### What you need to do
Turn every line of the rows below into a numbered list with no blank lines, and leave out the pictures.

### Given records
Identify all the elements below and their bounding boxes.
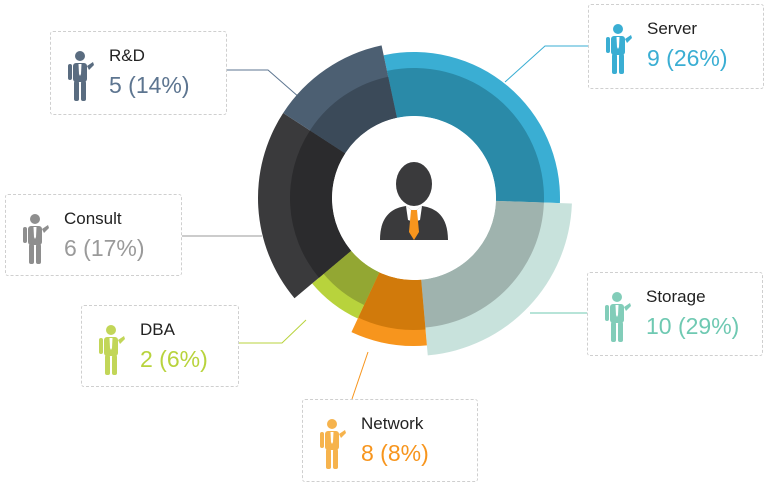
label-name: Consult — [64, 209, 122, 228]
label-name: Network — [361, 414, 424, 433]
person-icon — [320, 419, 346, 469]
slice-inner-network — [358, 272, 426, 331]
slice-inner-storage — [421, 200, 544, 328]
leader-line-server — [504, 45, 588, 83]
label-value: 8 (8%) — [361, 440, 429, 466]
label-box-network: Network 8 (8%) — [302, 399, 478, 482]
label-name: Storage — [646, 287, 706, 306]
person-icon — [605, 292, 631, 342]
leader-line-dba — [239, 319, 307, 344]
person-icon — [99, 325, 125, 375]
label-value: 5 (14%) — [109, 72, 190, 98]
person-icon — [23, 214, 49, 264]
label-box-server: Server 9 (26%) — [588, 4, 764, 89]
person-icon — [606, 24, 632, 74]
label-box-consult: Consult 6 (17%) — [5, 194, 182, 276]
label-name: Server — [647, 19, 698, 38]
label-box-r-d: R&D 5 (14%) — [50, 31, 227, 115]
slice-inner-server — [386, 68, 544, 203]
leader-lines — [182, 45, 588, 400]
slice-inner-dba — [323, 250, 380, 305]
label-value: 6 (17%) — [64, 235, 145, 261]
label-box-dba: DBA 2 (6%) — [81, 305, 239, 387]
businessman-icon — [380, 162, 448, 240]
label-box-storage: Storage 10 (29%) — [587, 272, 763, 356]
person-icon — [68, 51, 94, 101]
label-name: DBA — [140, 320, 175, 339]
label-value: 2 (6%) — [140, 346, 208, 372]
label-value: 10 (29%) — [646, 313, 740, 339]
label-name: R&D — [109, 46, 145, 65]
inner-ring — [290, 68, 544, 331]
slice-inner-consult — [290, 130, 352, 278]
label-value: 9 (26%) — [647, 45, 728, 71]
slice-inner-r-d — [310, 76, 397, 154]
leader-line-network — [351, 351, 369, 400]
leader-line-r-d — [227, 69, 301, 99]
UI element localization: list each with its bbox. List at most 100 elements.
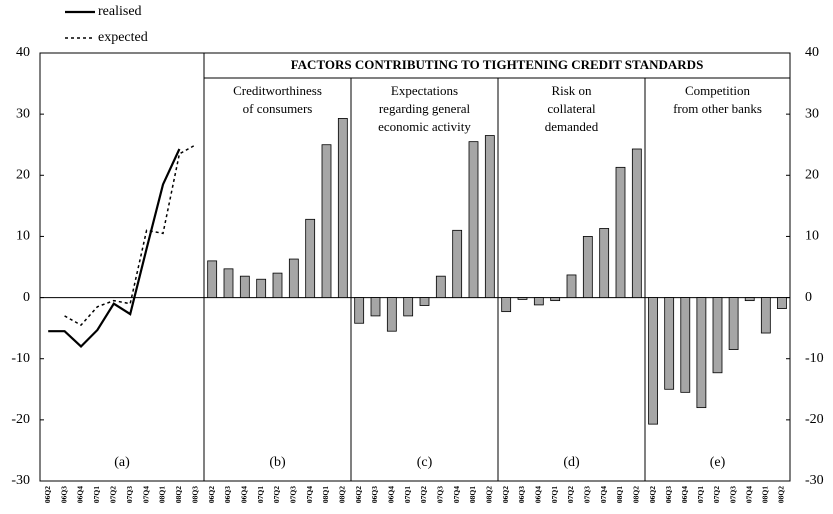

### Written answer
1. Identify all the elements below and their bounding boxes.
2. label-name: Consult — [64, 209, 122, 228]
3. label-name: Network — [361, 414, 424, 433]
4. person-icon — [320, 419, 346, 469]
5. slice-inner-network — [358, 272, 426, 331]
6. slice-inner-storage — [421, 200, 544, 328]
7. leader-line-server — [504, 45, 588, 83]
8. label-value: 8 (8%) — [361, 440, 429, 466]
9. label-box-network: Network 8 (8%) — [302, 399, 478, 482]
10. label-name: Storage — [646, 287, 706, 306]
11. person-icon — [605, 292, 631, 342]
12. leader-line-dba — [239, 319, 307, 344]
13. person-icon — [99, 325, 125, 375]
14. label-value: 5 (14%) — [109, 72, 190, 98]
15. person-icon — [23, 214, 49, 264]
16. label-box-server: Server 9 (26%) — [588, 4, 764, 89]
17. person-icon — [606, 24, 632, 74]
18. label-box-consult: Consult 6 (17%) — [5, 194, 182, 276]
19. label-name: Server — [647, 19, 698, 38]
20. label-box-r-d: R&D 5 (14%) — [50, 31, 227, 115]
21. slice-inner-server — [386, 68, 544, 203]
22. leader-lines — [182, 45, 588, 400]
23. slice-inner-dba — [323, 250, 380, 305]
24. label-value: 6 (17%) — [64, 235, 145, 261]
25. label-box-dba: DBA 2 (6%) — [81, 305, 239, 387]
26. businessman-icon — [380, 162, 448, 240]
27. label-box-storage: Storage 10 (29%) — [587, 272, 763, 356]
28. person-icon — [68, 51, 94, 101]
29. label-name: DBA — [140, 320, 175, 339]
30. label-value: 2 (6%) — [140, 346, 208, 372]
31. label-value: 10 (29%) — [646, 313, 740, 339]
32. label-name: R&D — [109, 46, 145, 65]
33. inner-ring — [290, 68, 544, 331]
34. slice-inner-consult — [290, 130, 352, 278]
35. label-value: 9 (26%) — [647, 45, 728, 71]
36. slice-inner-r-d — [310, 76, 397, 154]
37. leader-line-network — [351, 351, 369, 400]
38. leader-line-r-d — [227, 69, 301, 99]
39. UI element localization: list each with its bbox. List at most 100 elements.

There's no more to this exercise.